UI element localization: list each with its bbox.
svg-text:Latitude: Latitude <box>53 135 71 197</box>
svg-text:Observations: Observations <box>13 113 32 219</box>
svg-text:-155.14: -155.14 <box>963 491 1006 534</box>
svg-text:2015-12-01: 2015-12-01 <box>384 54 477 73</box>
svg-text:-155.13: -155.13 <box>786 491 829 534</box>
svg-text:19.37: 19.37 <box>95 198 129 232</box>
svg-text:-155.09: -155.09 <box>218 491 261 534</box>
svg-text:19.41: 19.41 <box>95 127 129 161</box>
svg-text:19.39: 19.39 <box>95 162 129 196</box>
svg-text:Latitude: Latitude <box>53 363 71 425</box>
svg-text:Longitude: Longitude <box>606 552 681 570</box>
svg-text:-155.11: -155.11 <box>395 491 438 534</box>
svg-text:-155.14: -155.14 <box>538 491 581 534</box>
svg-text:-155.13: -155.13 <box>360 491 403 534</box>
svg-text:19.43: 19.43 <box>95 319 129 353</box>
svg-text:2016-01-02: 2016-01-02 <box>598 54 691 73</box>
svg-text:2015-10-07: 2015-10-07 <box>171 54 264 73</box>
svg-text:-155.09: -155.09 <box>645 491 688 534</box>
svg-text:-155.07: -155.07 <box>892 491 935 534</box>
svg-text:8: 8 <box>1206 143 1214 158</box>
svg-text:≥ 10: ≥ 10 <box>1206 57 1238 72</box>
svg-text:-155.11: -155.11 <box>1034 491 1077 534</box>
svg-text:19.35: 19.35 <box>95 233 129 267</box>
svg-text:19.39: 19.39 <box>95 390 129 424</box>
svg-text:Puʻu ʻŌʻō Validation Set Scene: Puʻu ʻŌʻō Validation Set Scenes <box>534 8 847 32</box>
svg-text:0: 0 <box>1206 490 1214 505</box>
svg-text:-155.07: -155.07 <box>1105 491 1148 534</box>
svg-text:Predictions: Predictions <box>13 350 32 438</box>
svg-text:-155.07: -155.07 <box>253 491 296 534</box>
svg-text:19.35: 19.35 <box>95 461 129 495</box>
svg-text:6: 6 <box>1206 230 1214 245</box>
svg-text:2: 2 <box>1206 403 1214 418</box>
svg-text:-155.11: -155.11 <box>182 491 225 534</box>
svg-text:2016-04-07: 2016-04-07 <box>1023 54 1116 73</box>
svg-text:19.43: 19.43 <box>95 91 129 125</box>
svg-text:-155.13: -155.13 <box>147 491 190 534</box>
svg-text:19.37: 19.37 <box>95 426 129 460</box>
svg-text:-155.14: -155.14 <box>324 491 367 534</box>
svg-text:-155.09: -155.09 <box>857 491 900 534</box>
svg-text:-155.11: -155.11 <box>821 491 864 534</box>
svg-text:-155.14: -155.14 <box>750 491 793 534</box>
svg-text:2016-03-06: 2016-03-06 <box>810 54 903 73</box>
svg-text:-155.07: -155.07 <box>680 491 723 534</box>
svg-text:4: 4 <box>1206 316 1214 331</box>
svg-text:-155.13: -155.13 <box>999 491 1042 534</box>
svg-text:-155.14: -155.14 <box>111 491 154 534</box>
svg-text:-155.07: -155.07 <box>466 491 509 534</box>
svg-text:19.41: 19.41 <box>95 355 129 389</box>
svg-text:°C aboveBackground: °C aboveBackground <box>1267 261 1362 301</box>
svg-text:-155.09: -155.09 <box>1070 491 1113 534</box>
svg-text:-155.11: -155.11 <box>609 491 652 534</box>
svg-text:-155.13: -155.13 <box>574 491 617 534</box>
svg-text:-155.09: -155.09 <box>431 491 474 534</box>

------------------------------------------------------------

What you should do: Rename "Predictions" to "Model Output" everywhere in the entries above, keeping everything else unchanged.

Task answer:
UI element localization: list each with its bbox.
svg-text:Latitude: Latitude <box>53 135 71 197</box>
svg-text:Observations: Observations <box>13 113 32 219</box>
svg-text:-155.14: -155.14 <box>963 491 1006 534</box>
svg-text:2015-12-01: 2015-12-01 <box>384 54 477 73</box>
svg-text:-155.13: -155.13 <box>786 491 829 534</box>
svg-text:19.37: 19.37 <box>95 198 129 232</box>
svg-text:-155.09: -155.09 <box>218 491 261 534</box>
svg-text:19.41: 19.41 <box>95 127 129 161</box>
svg-text:19.39: 19.39 <box>95 162 129 196</box>
svg-text:Latitude: Latitude <box>53 363 71 425</box>
svg-text:Longitude: Longitude <box>606 552 681 570</box>
svg-text:-155.11: -155.11 <box>395 491 438 534</box>
svg-text:-155.14: -155.14 <box>538 491 581 534</box>
svg-text:-155.13: -155.13 <box>360 491 403 534</box>
svg-text:19.43: 19.43 <box>95 319 129 353</box>
svg-text:2016-01-02: 2016-01-02 <box>598 54 691 73</box>
svg-text:2015-10-07: 2015-10-07 <box>171 54 264 73</box>
svg-text:-155.09: -155.09 <box>645 491 688 534</box>
svg-text:-155.07: -155.07 <box>892 491 935 534</box>
svg-text:8: 8 <box>1206 143 1214 158</box>
svg-text:≥ 10: ≥ 10 <box>1206 57 1238 72</box>
svg-text:-155.11: -155.11 <box>1034 491 1077 534</box>
svg-text:19.35: 19.35 <box>95 233 129 267</box>
svg-text:19.39: 19.39 <box>95 390 129 424</box>
svg-text:Puʻu ʻŌʻō Validation Set Scene: Puʻu ʻŌʻō Validation Set Scenes <box>534 8 847 32</box>
svg-text:0: 0 <box>1206 490 1214 505</box>
svg-text:-155.07: -155.07 <box>1105 491 1148 534</box>
svg-text:Model Output: Model Output <box>13 350 32 438</box>
svg-text:-155.07: -155.07 <box>253 491 296 534</box>
svg-text:19.35: 19.35 <box>95 461 129 495</box>
svg-text:6: 6 <box>1206 230 1214 245</box>
svg-text:2: 2 <box>1206 403 1214 418</box>
svg-text:-155.11: -155.11 <box>182 491 225 534</box>
svg-text:2016-04-07: 2016-04-07 <box>1023 54 1116 73</box>
svg-text:19.43: 19.43 <box>95 91 129 125</box>
svg-text:-155.13: -155.13 <box>147 491 190 534</box>
svg-text:19.37: 19.37 <box>95 426 129 460</box>
svg-text:-155.14: -155.14 <box>324 491 367 534</box>
svg-text:-155.09: -155.09 <box>857 491 900 534</box>
svg-text:-155.11: -155.11 <box>821 491 864 534</box>
svg-text:-155.14: -155.14 <box>750 491 793 534</box>
svg-text:2016-03-06: 2016-03-06 <box>810 54 903 73</box>
svg-text:-155.07: -155.07 <box>680 491 723 534</box>
svg-text:4: 4 <box>1206 316 1214 331</box>
svg-text:-155.13: -155.13 <box>999 491 1042 534</box>
svg-text:-155.14: -155.14 <box>111 491 154 534</box>
svg-text:-155.07: -155.07 <box>466 491 509 534</box>
svg-text:19.41: 19.41 <box>95 355 129 389</box>
svg-text:°C aboveBackground: °C aboveBackground <box>1267 261 1362 301</box>
svg-text:-155.09: -155.09 <box>1070 491 1113 534</box>
svg-text:-155.11: -155.11 <box>609 491 652 534</box>
svg-text:-155.13: -155.13 <box>574 491 617 534</box>
svg-text:-155.09: -155.09 <box>431 491 474 534</box>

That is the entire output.